* _What the exercise asks_
Find every line in the records that contains the string "中山四路" and copy each of those lines.

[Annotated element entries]

= = = = = = =

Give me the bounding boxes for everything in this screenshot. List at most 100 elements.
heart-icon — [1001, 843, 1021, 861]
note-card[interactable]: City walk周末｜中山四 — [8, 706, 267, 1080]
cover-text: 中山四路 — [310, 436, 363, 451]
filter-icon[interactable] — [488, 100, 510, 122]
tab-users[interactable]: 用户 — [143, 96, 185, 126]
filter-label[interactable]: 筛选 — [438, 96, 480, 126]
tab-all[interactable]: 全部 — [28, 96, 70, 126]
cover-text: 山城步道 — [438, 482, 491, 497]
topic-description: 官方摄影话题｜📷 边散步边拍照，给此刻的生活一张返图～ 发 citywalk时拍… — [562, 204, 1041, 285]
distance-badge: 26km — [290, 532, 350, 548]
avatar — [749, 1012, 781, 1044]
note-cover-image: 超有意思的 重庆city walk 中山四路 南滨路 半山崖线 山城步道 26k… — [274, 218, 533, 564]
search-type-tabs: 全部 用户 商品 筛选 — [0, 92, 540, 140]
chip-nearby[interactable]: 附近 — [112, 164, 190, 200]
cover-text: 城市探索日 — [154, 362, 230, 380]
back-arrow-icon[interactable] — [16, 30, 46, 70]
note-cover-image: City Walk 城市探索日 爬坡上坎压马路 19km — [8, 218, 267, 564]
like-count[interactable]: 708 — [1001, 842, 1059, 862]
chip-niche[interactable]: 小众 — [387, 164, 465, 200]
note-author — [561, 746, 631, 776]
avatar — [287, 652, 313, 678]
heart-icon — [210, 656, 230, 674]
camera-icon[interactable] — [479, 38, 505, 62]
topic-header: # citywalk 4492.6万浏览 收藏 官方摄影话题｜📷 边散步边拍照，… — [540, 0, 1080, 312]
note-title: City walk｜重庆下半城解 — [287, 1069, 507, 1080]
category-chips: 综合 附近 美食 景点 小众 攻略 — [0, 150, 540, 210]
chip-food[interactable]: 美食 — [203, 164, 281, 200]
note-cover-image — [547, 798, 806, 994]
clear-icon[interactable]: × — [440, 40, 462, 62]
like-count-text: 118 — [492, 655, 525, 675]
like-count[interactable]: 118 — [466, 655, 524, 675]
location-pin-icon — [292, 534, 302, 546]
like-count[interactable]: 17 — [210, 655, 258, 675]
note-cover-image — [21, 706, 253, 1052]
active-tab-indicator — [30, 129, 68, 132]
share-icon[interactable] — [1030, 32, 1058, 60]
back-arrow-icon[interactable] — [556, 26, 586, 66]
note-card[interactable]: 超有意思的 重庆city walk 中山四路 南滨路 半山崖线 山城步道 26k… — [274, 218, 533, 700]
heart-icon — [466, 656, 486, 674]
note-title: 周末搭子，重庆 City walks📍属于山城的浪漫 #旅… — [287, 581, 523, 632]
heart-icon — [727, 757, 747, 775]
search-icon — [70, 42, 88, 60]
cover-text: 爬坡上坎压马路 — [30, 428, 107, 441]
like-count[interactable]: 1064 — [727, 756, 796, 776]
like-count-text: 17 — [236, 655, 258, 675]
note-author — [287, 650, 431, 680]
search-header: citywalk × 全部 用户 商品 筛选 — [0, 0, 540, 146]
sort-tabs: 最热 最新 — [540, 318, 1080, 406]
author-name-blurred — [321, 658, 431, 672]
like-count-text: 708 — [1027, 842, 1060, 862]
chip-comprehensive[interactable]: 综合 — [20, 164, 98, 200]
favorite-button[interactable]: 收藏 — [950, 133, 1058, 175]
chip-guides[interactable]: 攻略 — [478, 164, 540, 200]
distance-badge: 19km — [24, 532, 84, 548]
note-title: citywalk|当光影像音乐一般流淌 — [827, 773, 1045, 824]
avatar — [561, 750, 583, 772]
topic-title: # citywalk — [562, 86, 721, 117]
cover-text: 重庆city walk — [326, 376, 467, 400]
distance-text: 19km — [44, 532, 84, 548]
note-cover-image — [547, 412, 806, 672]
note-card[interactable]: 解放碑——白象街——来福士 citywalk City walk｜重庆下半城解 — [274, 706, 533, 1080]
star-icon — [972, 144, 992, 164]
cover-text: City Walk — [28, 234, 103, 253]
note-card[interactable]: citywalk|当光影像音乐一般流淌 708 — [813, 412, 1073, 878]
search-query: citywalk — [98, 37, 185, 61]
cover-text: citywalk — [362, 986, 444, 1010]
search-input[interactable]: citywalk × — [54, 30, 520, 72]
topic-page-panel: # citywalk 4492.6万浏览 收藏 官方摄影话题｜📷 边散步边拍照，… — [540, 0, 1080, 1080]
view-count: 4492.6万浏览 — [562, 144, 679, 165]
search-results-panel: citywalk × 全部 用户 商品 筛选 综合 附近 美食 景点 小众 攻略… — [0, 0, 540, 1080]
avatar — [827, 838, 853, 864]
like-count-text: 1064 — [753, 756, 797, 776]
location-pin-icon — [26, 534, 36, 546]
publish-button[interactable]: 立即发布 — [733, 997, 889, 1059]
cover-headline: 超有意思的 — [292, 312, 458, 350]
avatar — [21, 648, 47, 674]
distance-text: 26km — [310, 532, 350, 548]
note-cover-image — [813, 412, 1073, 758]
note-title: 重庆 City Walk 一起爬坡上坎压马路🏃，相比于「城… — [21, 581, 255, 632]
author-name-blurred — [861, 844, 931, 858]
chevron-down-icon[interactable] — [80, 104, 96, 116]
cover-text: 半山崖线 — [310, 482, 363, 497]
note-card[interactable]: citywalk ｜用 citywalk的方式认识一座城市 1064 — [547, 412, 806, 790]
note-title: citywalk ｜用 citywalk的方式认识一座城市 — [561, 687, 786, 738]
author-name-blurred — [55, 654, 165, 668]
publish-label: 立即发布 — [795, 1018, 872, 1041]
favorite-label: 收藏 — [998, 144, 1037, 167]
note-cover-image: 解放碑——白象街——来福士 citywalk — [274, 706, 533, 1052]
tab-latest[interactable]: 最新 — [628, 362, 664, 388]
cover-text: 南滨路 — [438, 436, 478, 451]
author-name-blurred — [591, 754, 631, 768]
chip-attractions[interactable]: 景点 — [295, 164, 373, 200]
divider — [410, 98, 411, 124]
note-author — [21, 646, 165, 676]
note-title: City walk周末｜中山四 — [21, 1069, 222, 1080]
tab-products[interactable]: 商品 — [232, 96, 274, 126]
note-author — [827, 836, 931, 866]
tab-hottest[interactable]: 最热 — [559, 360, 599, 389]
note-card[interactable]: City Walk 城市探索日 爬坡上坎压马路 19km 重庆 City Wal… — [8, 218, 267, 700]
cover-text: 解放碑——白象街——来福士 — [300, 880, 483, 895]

= = = = = = =

* _Answer_
cover-text: 中山四路 — [310, 436, 363, 451]
note-cover-image: 超有意思的 重庆city walk 中山四路 南滨路 半山崖线 山城步道 26k… — [274, 218, 533, 564]
note-card[interactable]: 超有意思的 重庆city walk 中山四路 南滨路 半山崖线 山城步道 26k… — [274, 218, 533, 700]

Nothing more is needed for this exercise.